====== PROVIDED DATA ======

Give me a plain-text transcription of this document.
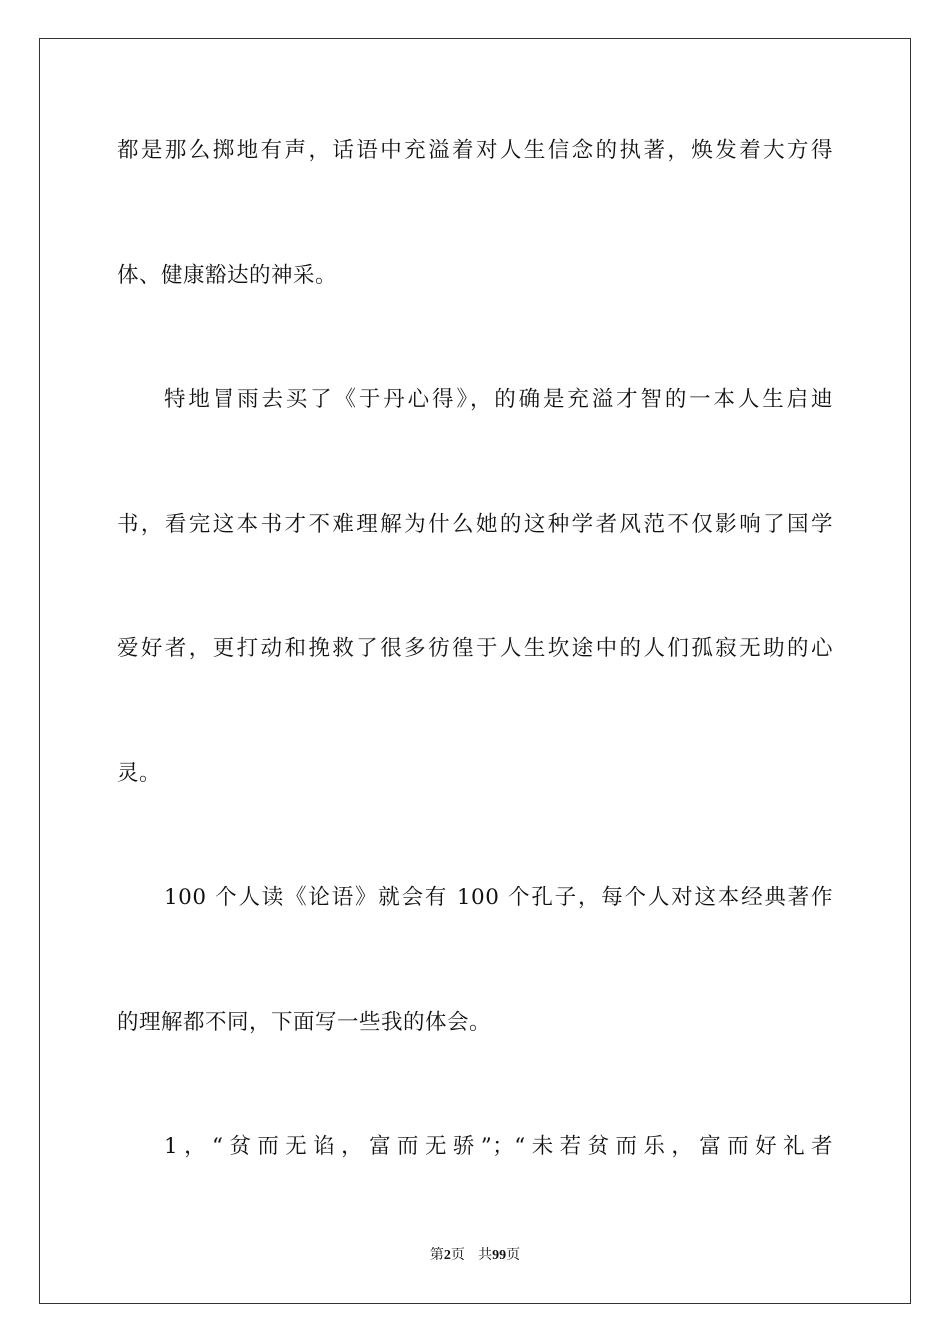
都是那么掷地有声，话语中充溢着对人生信念的执著，焕发着大方得
体、健康豁达的神采。
特地冒雨去买了《于丹心得》，的确是充溢才智的一本人生启迪
书，看完这本书才不难理解为什么她的这种学者风范不仅影响了国学
爱好者，更打动和挽救了很多彷徨于人生坎途中的人们孤寂无助的心
灵。
100 个人读《论语》就会有 100 个孔子，每个人对这本经典著作
的理解都不同，下面写一些我的体会。
1，“贫而无谄，富而无骄”；“未若贫而乐，富而好礼者
第2页 共99页
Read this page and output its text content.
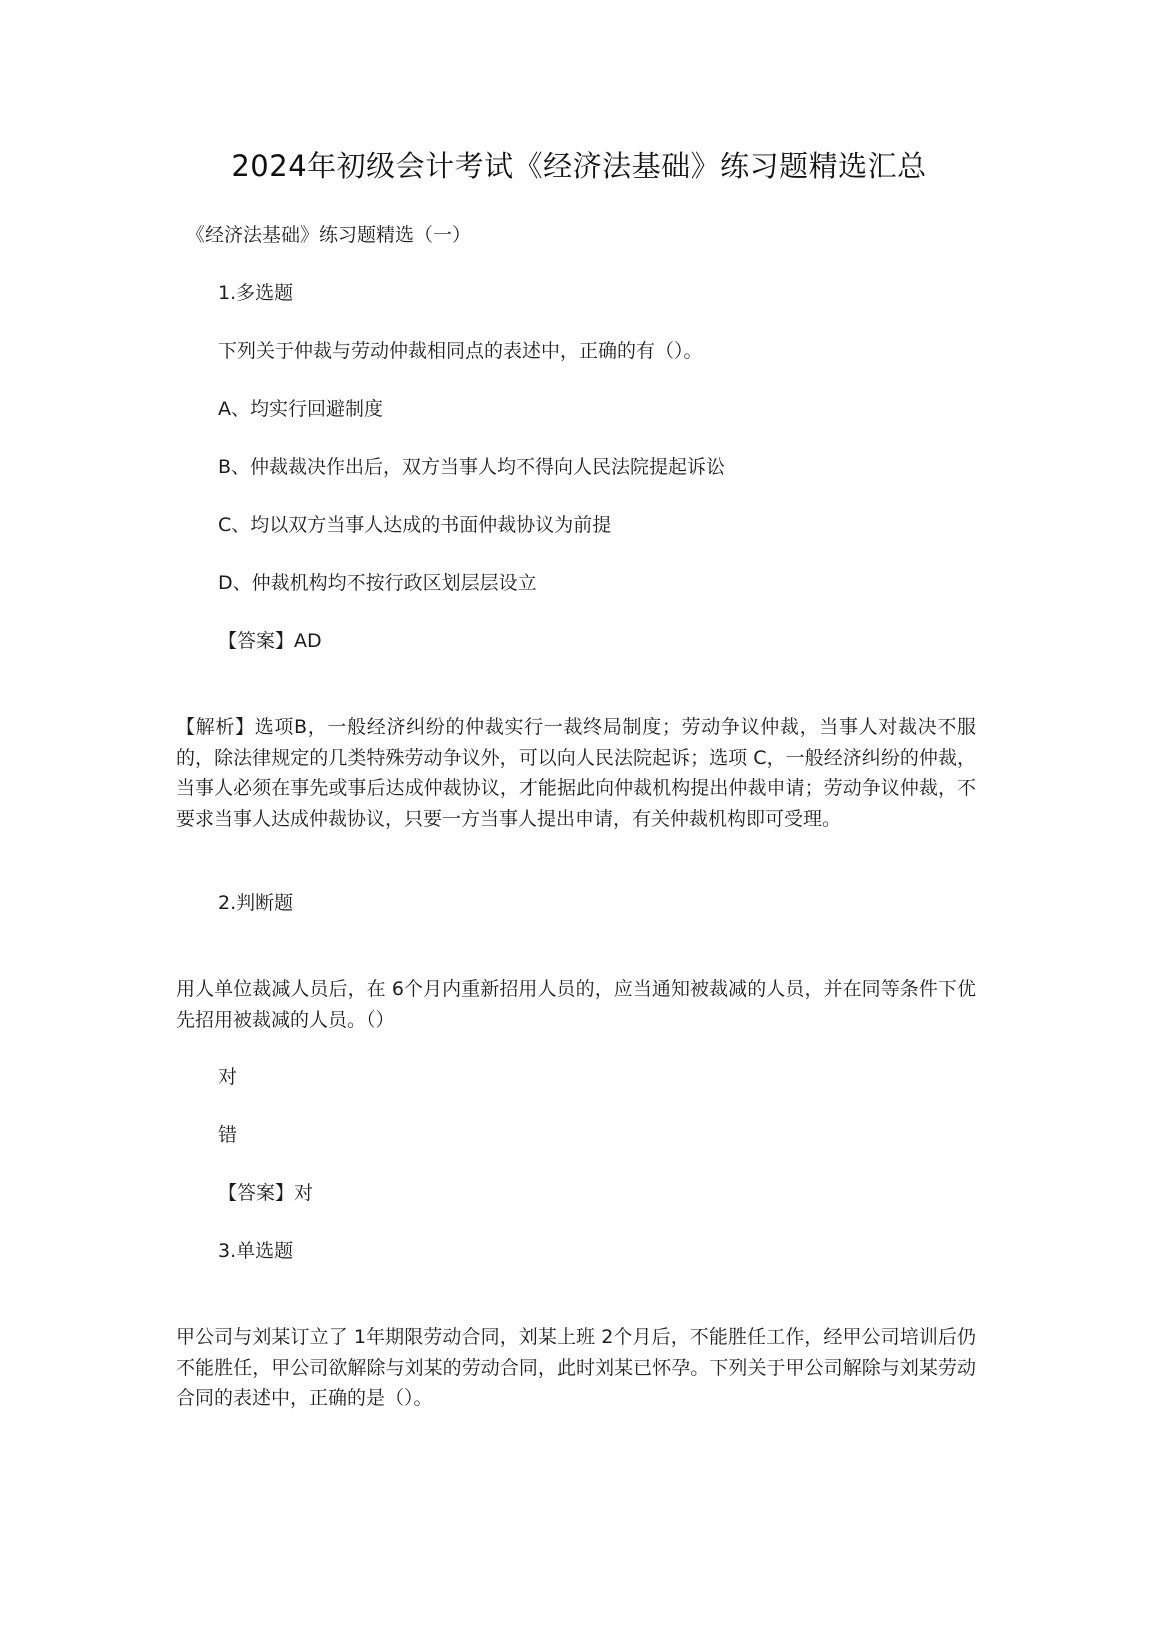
2024年初级会计考试《经济法基础》练习题精选汇总

《经济法基础》练习题精选（一）

1.多选题

下列关于仲裁与劳动仲裁相同点的表述中，正确的有（）。

A、均实行回避制度

B、仲裁裁决作出后，双方当事人均不得向人民法院提起诉讼

C、均以双方当事人达成的书面仲裁协议为前提

D、仲裁机构均不按行政区划层层设立

【答案】AD

【解析】选项B，一般经济纠纷的仲裁实行一裁终局制度；劳动争议仲裁，当事人对裁决不服的，除法律规定的几类特殊劳动争议外，可以向人民法院起诉；选项 C，一般经济纠纷的仲裁，当事人必须在事先或事后达成仲裁协议，才能据此向仲裁机构提出仲裁申请；劳动争议仲裁，不要求当事人达成仲裁协议，只要一方当事人提出申请，有关仲裁机构即可受理。

2.判断题

用人单位裁减人员后，在 6个月内重新招用人员的，应当通知被裁减的人员，并在同等条件下优先招用被裁减的人员。（）

对

错

【答案】对

3.单选题

甲公司与刘某订立了 1年期限劳动合同，刘某上班 2个月后，不能胜任工作，经甲公司培训后仍不能胜任，甲公司欲解除与刘某的劳动合同，此时刘某已怀孕。下列关于甲公司解除与刘某劳动合同的表述中，正确的是（）。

======

» GIVEN TASK: Pictures are excluded; output everything else in the data verbatim.

» RESULT:
Give me a plain-text transcription of this document.
都是那么掷地有声，话语中充溢着对人生信念的执著，焕发着大方得
体、健康豁达的神采。
特地冒雨去买了《于丹心得》，的确是充溢才智的一本人生启迪
书，看完这本书才不难理解为什么她的这种学者风范不仅影响了国学
爱好者，更打动和挽救了很多彷徨于人生坎途中的人们孤寂无助的心
灵。
100 个人读《论语》就会有 100 个孔子，每个人对这本经典著作
的理解都不同，下面写一些我的体会。
1，“贫而无谄，富而无骄”；“未若贫而乐，富而好礼者
第2页 共99页
Read this page and output its text content.
2024年初级会计考试《经济法基础》练习题精选汇总

《经济法基础》练习题精选（一）

1.多选题

下列关于仲裁与劳动仲裁相同点的表述中，正确的有（）。

A、均实行回避制度

B、仲裁裁决作出后，双方当事人均不得向人民法院提起诉讼

C、均以双方当事人达成的书面仲裁协议为前提

D、仲裁机构均不按行政区划层层设立

【答案】AD

【解析】选项B，一般经济纠纷的仲裁实行一裁终局制度；劳动争议仲裁，当事人对裁决不服的，除法律规定的几类特殊劳动争议外，可以向人民法院起诉；选项 C，一般经济纠纷的仲裁，当事人必须在事先或事后达成仲裁协议，才能据此向仲裁机构提出仲裁申请；劳动争议仲裁，不要求当事人达成仲裁协议，只要一方当事人提出申请，有关仲裁机构即可受理。

2.判断题

用人单位裁减人员后，在 6个月内重新招用人员的，应当通知被裁减的人员，并在同等条件下优先招用被裁减的人员。（）

对

错

【答案】对

3.单选题

甲公司与刘某订立了 1年期限劳动合同，刘某上班 2个月后，不能胜任工作，经甲公司培训后仍不能胜任，甲公司欲解除与刘某的劳动合同，此时刘某已怀孕。下列关于甲公司解除与刘某劳动合同的表述中，正确的是（）。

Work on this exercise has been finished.